** INSTRUCTIONS FOR THE TASK **
Locate each line with the string "title" in the listing below and copy it.

** LISTED RECORDS **
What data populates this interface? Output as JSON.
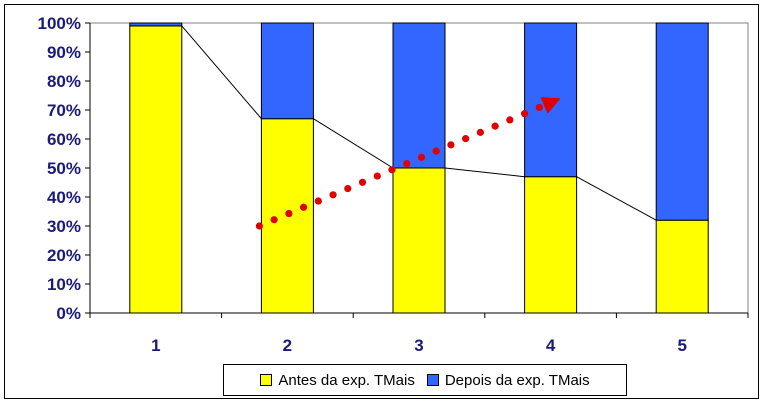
{
  "chart_data": {
    "type": "bar",
    "stacked": true,
    "categories": [
      "1",
      "2",
      "3",
      "4",
      "5"
    ],
    "series": [
      {
        "name": "Antes da exp. TMais",
        "values": [
          99,
          67,
          50,
          47,
          32
        ],
        "color": "#ffff00"
      },
      {
        "name": "Depois da exp. TMais",
        "values": [
          1,
          33,
          50,
          53,
          68
        ],
        "color": "#3366ff"
      }
    ],
    "y_ticks": [
      "0%",
      "10%",
      "20%",
      "30%",
      "40%",
      "50%",
      "60%",
      "70%",
      "80%",
      "90%",
      "100%"
    ],
    "ylim": [
      0,
      100
    ],
    "trend_line": {
      "description": "thin black line connecting tops of yellow segments",
      "values": [
        99,
        67,
        50,
        47,
        32
      ]
    },
    "annotation_arrow": {
      "style": "red dotted arrow",
      "from": {
        "x": 2,
        "y": 30
      },
      "to": {
        "x": 4,
        "y": 74
      },
      "color": "#e00000"
    },
    "legend_position": "bottom",
    "grid": false
  }
}
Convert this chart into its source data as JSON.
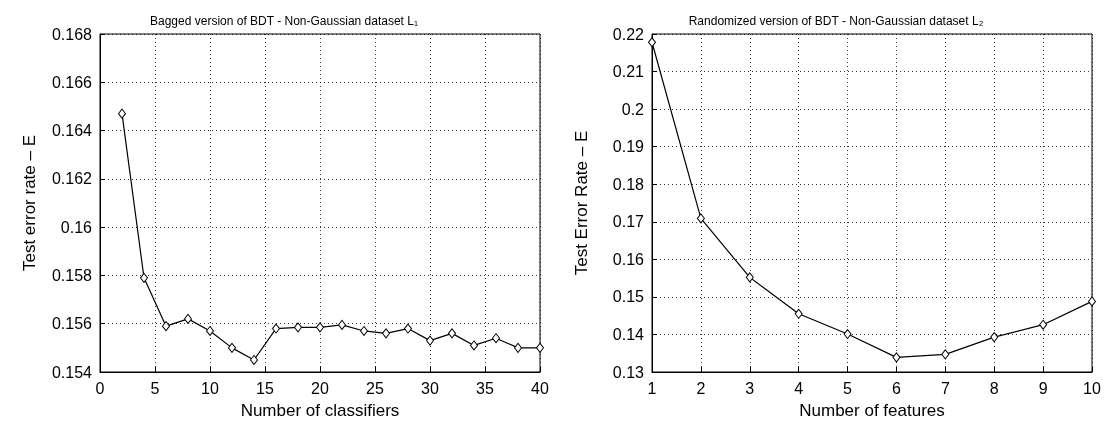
{
  "chart_data": [
    {
      "type": "line",
      "title": "Bagged version of BDT - Non-Gaussian dataset L₁",
      "xlabel": "Number of classifiers",
      "ylabel": "Test error rate – E",
      "x": [
        2,
        4,
        6,
        8,
        10,
        12,
        14,
        16,
        18,
        20,
        22,
        24,
        26,
        28,
        30,
        32,
        34,
        36,
        38,
        40
      ],
      "series": [
        {
          "color": "#000000",
          "values": [
            0.1647,
            0.1579,
            0.1559,
            0.1562,
            0.1557,
            0.155,
            0.1545,
            0.1558,
            0.15585,
            0.15585,
            0.15595,
            0.1557,
            0.1556,
            0.1558,
            0.1553,
            0.1556,
            0.1551,
            0.1554,
            0.155,
            0.155
          ]
        }
      ],
      "xlim": [
        0,
        40
      ],
      "xticks": [
        0,
        5,
        10,
        15,
        20,
        25,
        30,
        35,
        40
      ],
      "ylim": [
        0.154,
        0.168
      ],
      "yticks": [
        0.154,
        0.156,
        0.158,
        0.16,
        0.162,
        0.164,
        0.166,
        0.168
      ],
      "grid": true,
      "marker": "diamond",
      "line_style": "solid"
    },
    {
      "type": "line",
      "title": "Randomized version of BDT - Non-Gaussian dataset L₂",
      "xlabel": "Number of features",
      "ylabel": "Test Error Rate – E",
      "x": [
        1,
        2,
        3,
        4,
        5,
        6,
        7,
        8,
        9,
        10
      ],
      "series": [
        {
          "color": "#000000",
          "values": [
            0.2178,
            0.1709,
            0.1552,
            0.1455,
            0.1401,
            0.1339,
            0.1347,
            0.1393,
            0.1426,
            0.1488
          ]
        }
      ],
      "xlim": [
        1,
        10
      ],
      "xticks": [
        1,
        2,
        3,
        4,
        5,
        6,
        7,
        8,
        9,
        10
      ],
      "ylim": [
        0.13,
        0.22
      ],
      "yticks": [
        0.13,
        0.14,
        0.15,
        0.16,
        0.17,
        0.18,
        0.19,
        0.2,
        0.21,
        0.22
      ],
      "grid": true,
      "marker": "diamond",
      "line_style": "solid"
    }
  ]
}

** OUTPUT BELOW **
      "title": "Bagged version of BDT - Non-Gaussian dataset L₁",
      "title": "Randomized version of BDT - Non-Gaussian dataset L₂",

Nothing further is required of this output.